» Exercise brief: Write out exactly, please, the lines from the one containing "Read this page and output its text content." to the end of the material.

» Materials provided:

╭──

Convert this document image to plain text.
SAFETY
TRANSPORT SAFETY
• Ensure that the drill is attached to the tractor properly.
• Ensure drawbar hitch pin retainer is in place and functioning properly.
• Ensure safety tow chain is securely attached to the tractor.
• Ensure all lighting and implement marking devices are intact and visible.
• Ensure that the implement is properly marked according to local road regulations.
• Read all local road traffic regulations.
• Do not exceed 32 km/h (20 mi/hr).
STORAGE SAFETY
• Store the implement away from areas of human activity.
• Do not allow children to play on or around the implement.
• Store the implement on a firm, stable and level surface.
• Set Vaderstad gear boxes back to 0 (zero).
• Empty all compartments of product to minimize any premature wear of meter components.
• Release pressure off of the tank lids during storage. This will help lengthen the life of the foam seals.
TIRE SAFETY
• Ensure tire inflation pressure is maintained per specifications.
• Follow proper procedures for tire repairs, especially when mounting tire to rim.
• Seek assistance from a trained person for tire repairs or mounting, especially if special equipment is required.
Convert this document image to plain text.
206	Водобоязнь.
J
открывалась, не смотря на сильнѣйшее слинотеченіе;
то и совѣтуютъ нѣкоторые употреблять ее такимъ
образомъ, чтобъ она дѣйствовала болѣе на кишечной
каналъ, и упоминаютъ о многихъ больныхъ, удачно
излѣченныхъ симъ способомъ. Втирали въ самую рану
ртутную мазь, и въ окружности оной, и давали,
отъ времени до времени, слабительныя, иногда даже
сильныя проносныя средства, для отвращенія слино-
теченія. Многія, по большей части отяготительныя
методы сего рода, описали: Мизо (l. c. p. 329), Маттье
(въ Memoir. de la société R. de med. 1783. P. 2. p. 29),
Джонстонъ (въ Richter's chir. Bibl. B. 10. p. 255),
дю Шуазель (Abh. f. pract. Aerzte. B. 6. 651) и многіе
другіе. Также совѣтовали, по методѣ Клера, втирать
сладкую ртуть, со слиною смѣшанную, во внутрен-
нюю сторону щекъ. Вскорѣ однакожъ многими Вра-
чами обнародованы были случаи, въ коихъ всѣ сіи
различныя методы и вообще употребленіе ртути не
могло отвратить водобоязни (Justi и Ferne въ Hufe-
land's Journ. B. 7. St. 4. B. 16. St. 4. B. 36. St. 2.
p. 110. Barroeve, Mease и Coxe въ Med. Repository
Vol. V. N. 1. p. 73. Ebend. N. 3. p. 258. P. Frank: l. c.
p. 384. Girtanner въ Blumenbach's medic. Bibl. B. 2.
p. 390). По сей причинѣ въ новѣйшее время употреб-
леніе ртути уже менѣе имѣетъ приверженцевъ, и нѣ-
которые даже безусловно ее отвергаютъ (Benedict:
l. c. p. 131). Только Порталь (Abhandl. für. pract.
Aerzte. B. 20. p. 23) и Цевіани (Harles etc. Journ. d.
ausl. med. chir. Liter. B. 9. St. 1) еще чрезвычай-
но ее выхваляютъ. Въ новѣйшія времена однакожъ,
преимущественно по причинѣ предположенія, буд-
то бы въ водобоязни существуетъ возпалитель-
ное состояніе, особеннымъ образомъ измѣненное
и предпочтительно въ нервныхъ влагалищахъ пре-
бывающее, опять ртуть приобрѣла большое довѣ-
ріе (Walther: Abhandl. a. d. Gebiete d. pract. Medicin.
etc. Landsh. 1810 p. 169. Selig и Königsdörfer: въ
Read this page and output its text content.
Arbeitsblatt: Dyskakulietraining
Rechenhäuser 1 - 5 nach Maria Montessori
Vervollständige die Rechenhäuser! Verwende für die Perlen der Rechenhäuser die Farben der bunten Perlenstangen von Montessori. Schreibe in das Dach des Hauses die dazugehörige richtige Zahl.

╰──

» Reply to the task:
Read this page and output its text content.
Arbeitsblatt: Dyskakulietraining
Rechenhäuser 1 - 5 nach Maria Montessori
Vervollständige die Rechenhäuser! Verwende für die Perlen der Rechenhäuser die Farben der bunten Perlenstangen von Montessori. Schreibe in das Dach des Hauses die dazugehörige richtige Zahl.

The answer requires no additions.